§ **Problem statement**
Set down the data below without change, skipping the pictures it holds.

§ **Data for the task**
▼

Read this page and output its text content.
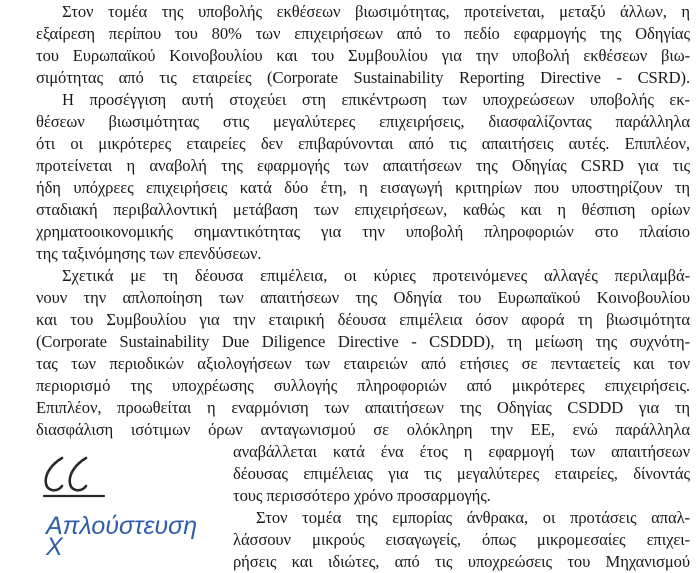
Στον τομέα της υποβολής εκθέσεων βιωσιμότητας, προτείνεται, μεταξύ άλλων, η
εξαίρεση περίπου του 80% των επιχειρήσεων από το πεδίο εφαρμογής της Οδηγίας
του Ευρωπαϊκού Κοινοβουλίου και του Συμβουλίου για την υποβολή εκθέσεων βιω-
σιμότητας από τις εταιρείες (Corporate Sustainability Reporting Directive - CSRD).
Η προσέγγιση αυτή στοχεύει στη επικέντρωση των υποχρεώσεων υποβολής εκ-
θέσεων βιωσιμότητας στις μεγαλύτερες επιχειρήσεις, διασφαλίζοντας παράλληλα
ότι οι μικρότερες εταιρείες δεν επιβαρύνονται από τις απαιτήσεις αυτές. Επιπλέον,
προτείνεται η αναβολή της εφαρμογής των απαιτήσεων της Οδηγίας CSRD για τις
ήδη υπόχρεες επιχειρήσεις κατά δύο έτη, η εισαγωγή κριτηρίων που υποστηρίζουν τη
σταδιακή περιβαλλοντική μετάβαση των επιχειρήσεων, καθώς και η θέσπιση ορίων
χρηματοοικονομικής σημαντικότητας για την υποβολή πληροφοριών στο πλαίσιο
της ταξινόμησης των επενδύσεων.
Σχετικά με τη δέουσα επιμέλεια, οι κύριες προτεινόμενες αλλαγές περιλαμβά-
νουν την απλοποίηση των απαιτήσεων της Οδηγία του Ευρωπαϊκού Κοινοβουλίου
και του Συμβουλίου για την εταιρική δέουσα επιμέλεια όσον αφορά τη βιωσιμότητα
(Corporate Sustainability Due Diligence Directive - CSDDD), τη μείωση της συχνότη-
τας των περιοδικών αξιολογήσεων των εταιρειών από ετήσιες σε πενταετείς και τον
περιορισμό της υποχρέωσης συλλογής πληροφοριών από μικρότερες επιχειρήσεις.
Επιπλέον, προωθείται η εναρμόνιση των απαιτήσεων της Οδηγίας CSDDD για τη
διασφάλιση ισότιμων όρων ανταγωνισμού σε ολόκληρη την ΕΕ, ενώ παράλληλα
αναβάλλεται κατά ένα έτος η εφαρμογή των απαιτήσεων
δέουσας επιμέλειας για τις μεγαλύτερες εταιρείες, δίνοντάς
τους περισσότερο χρόνο προσαρμογής.
Στον τομέα της εμπορίας άνθρακα, οι προτάσεις απαλ-
λάσσουν μικρούς εισαγωγείς, όπως μικρομεσαίες επιχει-
ρήσεις και ιδιώτες, από τις υποχρεώσεις του Μηχανισμού
Απλούστευση
Χ
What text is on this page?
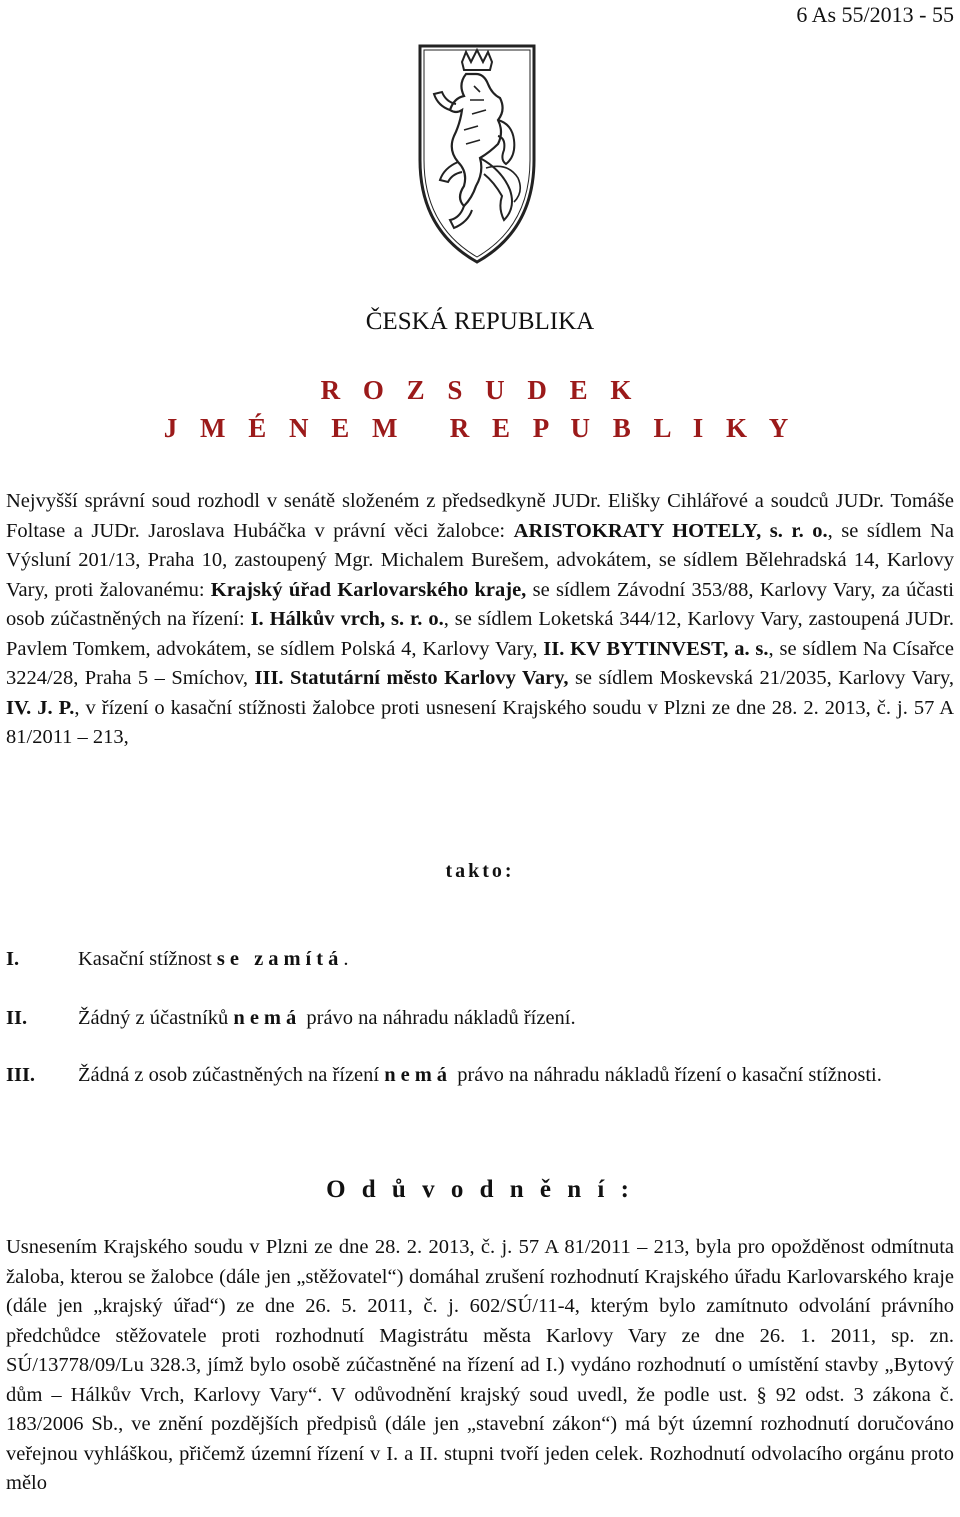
6 As 55/2013 - 55
ČESKÁ REPUBLIKA
R O Z S U D E K
J M É N E M   R E P U B L I K Y
Nejvyšší správní soud rozhodl v senátě složeném z předsedkyně JUDr. Elišky Cihlářové a soudců JUDr. Tomáše Foltase a JUDr. Jaroslava Hubáčka v právní věci žalobce: ARISTOKRATY HOTELY, s. r. o., se sídlem Na Výsluní 201/13, Praha 10, zastoupený Mgr. Michalem Burešem, advokátem, se sídlem Bělehradská 14, Karlovy Vary, proti žalovanému: Krajský úřad Karlovarského kraje, se sídlem Závodní 353/88, Karlovy Vary, za účasti osob zúčastněných na řízení: I. Hálkův vrch, s. r. o., se sídlem Loketská 344/12, Karlovy Vary, zastoupená JUDr. Pavlem Tomkem, advokátem, se sídlem Polská 4, Karlovy Vary, II. KV BYTINVEST, a. s., se sídlem Na Císařce 3224/28, Praha 5 – Smíchov, III. Statutární město Karlovy Vary, se sídlem Moskevská 21/2035, Karlovy Vary, IV. J. P., v řízení o kasační stížnosti žalobce proti usnesení Krajského soudu v Plzni ze dne 28. 2. 2013, č. j. 57 A 81/2011 – 213,
takto:
I.	Kasační stížnost se zamítá.
II. Žádný z účastníků nemá právo na náhradu nákladů řízení.
III. Žádná z osob zúčastněných na řízení nemá právo na náhradu nákladů řízení o kasační stížnosti.
O d ů v o d n ě n í :
Usnesením Krajského soudu v Plzni ze dne 28. 2. 2013, č. j. 57 A 81/2011 – 213, byla pro opožděnost odmítnuta žaloba, kterou se žalobce (dále jen „stěžovatel“) domáhal zrušení rozhodnutí Krajského úřadu Karlovarského kraje (dále jen „krajský úřad“) ze dne 26. 5. 2011, č. j. 602/SÚ/11-4, kterým bylo zamítnuto odvolání právního předchůdce stěžovatele proti rozhodnutí Magistrátu města Karlovy Vary ze dne 26. 1. 2011, sp. zn. SÚ/13778/09/Lu 328.3, jímž bylo osobě zúčastněné na řízení ad I.) vydáno rozhodnutí o umístění stavby „Bytový dům – Hálkův Vrch, Karlovy Vary“. V odůvodnění krajský soud uvedl, že podle ust. § 92 odst. 3 zákona č. 183/2006 Sb., ve znění pozdějších předpisů (dále jen „stavební zákon“) má být územní rozhodnutí doručováno veřejnou vyhláškou, přičemž územní řízení v I. a II. stupni tvoří jeden celek. Rozhodnutí odvolacího orgánu proto mělo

▲

§ **Reply**
Read this page and output its text content.
Στον τομέα της υποβολής εκθέσεων βιωσιμότητας, προτείνεται, μεταξύ άλλων, η
εξαίρεση περίπου του 80% των επιχειρήσεων από το πεδίο εφαρμογής της Οδηγίας
του Ευρωπαϊκού Κοινοβουλίου και του Συμβουλίου για την υποβολή εκθέσεων βιω-
σιμότητας από τις εταιρείες (Corporate Sustainability Reporting Directive - CSRD).
Η προσέγγιση αυτή στοχεύει στη επικέντρωση των υποχρεώσεων υποβολής εκ-
θέσεων βιωσιμότητας στις μεγαλύτερες επιχειρήσεις, διασφαλίζοντας παράλληλα
ότι οι μικρότερες εταιρείες δεν επιβαρύνονται από τις απαιτήσεις αυτές. Επιπλέον,
προτείνεται η αναβολή της εφαρμογής των απαιτήσεων της Οδηγίας CSRD για τις
ήδη υπόχρεες επιχειρήσεις κατά δύο έτη, η εισαγωγή κριτηρίων που υποστηρίζουν τη
σταδιακή περιβαλλοντική μετάβαση των επιχειρήσεων, καθώς και η θέσπιση ορίων
χρηματοοικονομικής σημαντικότητας για την υποβολή πληροφοριών στο πλαίσιο
της ταξινόμησης των επενδύσεων.
Σχετικά με τη δέουσα επιμέλεια, οι κύριες προτεινόμενες αλλαγές περιλαμβά-
νουν την απλοποίηση των απαιτήσεων της Οδηγία του Ευρωπαϊκού Κοινοβουλίου
και του Συμβουλίου για την εταιρική δέουσα επιμέλεια όσον αφορά τη βιωσιμότητα
(Corporate Sustainability Due Diligence Directive - CSDDD), τη μείωση της συχνότη-
τας των περιοδικών αξιολογήσεων των εταιρειών από ετήσιες σε πενταετείς και τον
περιορισμό της υποχρέωσης συλλογής πληροφοριών από μικρότερες επιχειρήσεις.
Επιπλέον, προωθείται η εναρμόνιση των απαιτήσεων της Οδηγίας CSDDD για τη
διασφάλιση ισότιμων όρων ανταγωνισμού σε ολόκληρη την ΕΕ, ενώ παράλληλα
αναβάλλεται κατά ένα έτος η εφαρμογή των απαιτήσεων
δέουσας επιμέλειας για τις μεγαλύτερες εταιρείες, δίνοντάς
τους περισσότερο χρόνο προσαρμογής.
Στον τομέα της εμπορίας άνθρακα, οι προτάσεις απαλ-
λάσσουν μικρούς εισαγωγείς, όπως μικρομεσαίες επιχει-
ρήσεις και ιδιώτες, από τις υποχρεώσεις του Μηχανισμού
Απλούστευση
Χ
What text is on this page?
6 As 55/2013 - 55
ČESKÁ REPUBLIKA
R O Z S U D E K
J M É N E M   R E P U B L I K Y
Nejvyšší správní soud rozhodl v senátě složeném z předsedkyně JUDr. Elišky Cihlářové a soudců JUDr. Tomáše Foltase a JUDr. Jaroslava Hubáčka v právní věci žalobce: ARISTOKRATY HOTELY, s. r. o., se sídlem Na Výsluní 201/13, Praha 10, zastoupený Mgr. Michalem Burešem, advokátem, se sídlem Bělehradská 14, Karlovy Vary, proti žalovanému: Krajský úřad Karlovarského kraje, se sídlem Závodní 353/88, Karlovy Vary, za účasti osob zúčastněných na řízení: I. Hálkův vrch, s. r. o., se sídlem Loketská 344/12, Karlovy Vary, zastoupená JUDr. Pavlem Tomkem, advokátem, se sídlem Polská 4, Karlovy Vary, II. KV BYTINVEST, a. s., se sídlem Na Císařce 3224/28, Praha 5 – Smíchov, III. Statutární město Karlovy Vary, se sídlem Moskevská 21/2035, Karlovy Vary, IV. J. P., v řízení o kasační stížnosti žalobce proti usnesení Krajského soudu v Plzni ze dne 28. 2. 2013, č. j. 57 A 81/2011 – 213,
takto:
I.	Kasační stížnost se zamítá.
II. Žádný z účastníků nemá právo na náhradu nákladů řízení.
III. Žádná z osob zúčastněných na řízení nemá právo na náhradu nákladů řízení o kasační stížnosti.
O d ů v o d n ě n í :
Usnesením Krajského soudu v Plzni ze dne 28. 2. 2013, č. j. 57 A 81/2011 – 213, byla pro opožděnost odmítnuta žaloba, kterou se žalobce (dále jen „stěžovatel“) domáhal zrušení rozhodnutí Krajského úřadu Karlovarského kraje (dále jen „krajský úřad“) ze dne 26. 5. 2011, č. j. 602/SÚ/11-4, kterým bylo zamítnuto odvolání právního předchůdce stěžovatele proti rozhodnutí Magistrátu města Karlovy Vary ze dne 26. 1. 2011, sp. zn. SÚ/13778/09/Lu 328.3, jímž bylo osobě zúčastněné na řízení ad I.) vydáno rozhodnutí o umístění stavby „Bytový dům – Hálkův Vrch, Karlovy Vary“. V odůvodnění krajský soud uvedl, že podle ust. § 92 odst. 3 zákona č. 183/2006 Sb., ve znění pozdějších předpisů (dále jen „stavební zákon“) má být územní rozhodnutí doručováno veřejnou vyhláškou, přičemž územní řízení v I. a II. stupni tvoří jeden celek. Rozhodnutí odvolacího orgánu proto mělo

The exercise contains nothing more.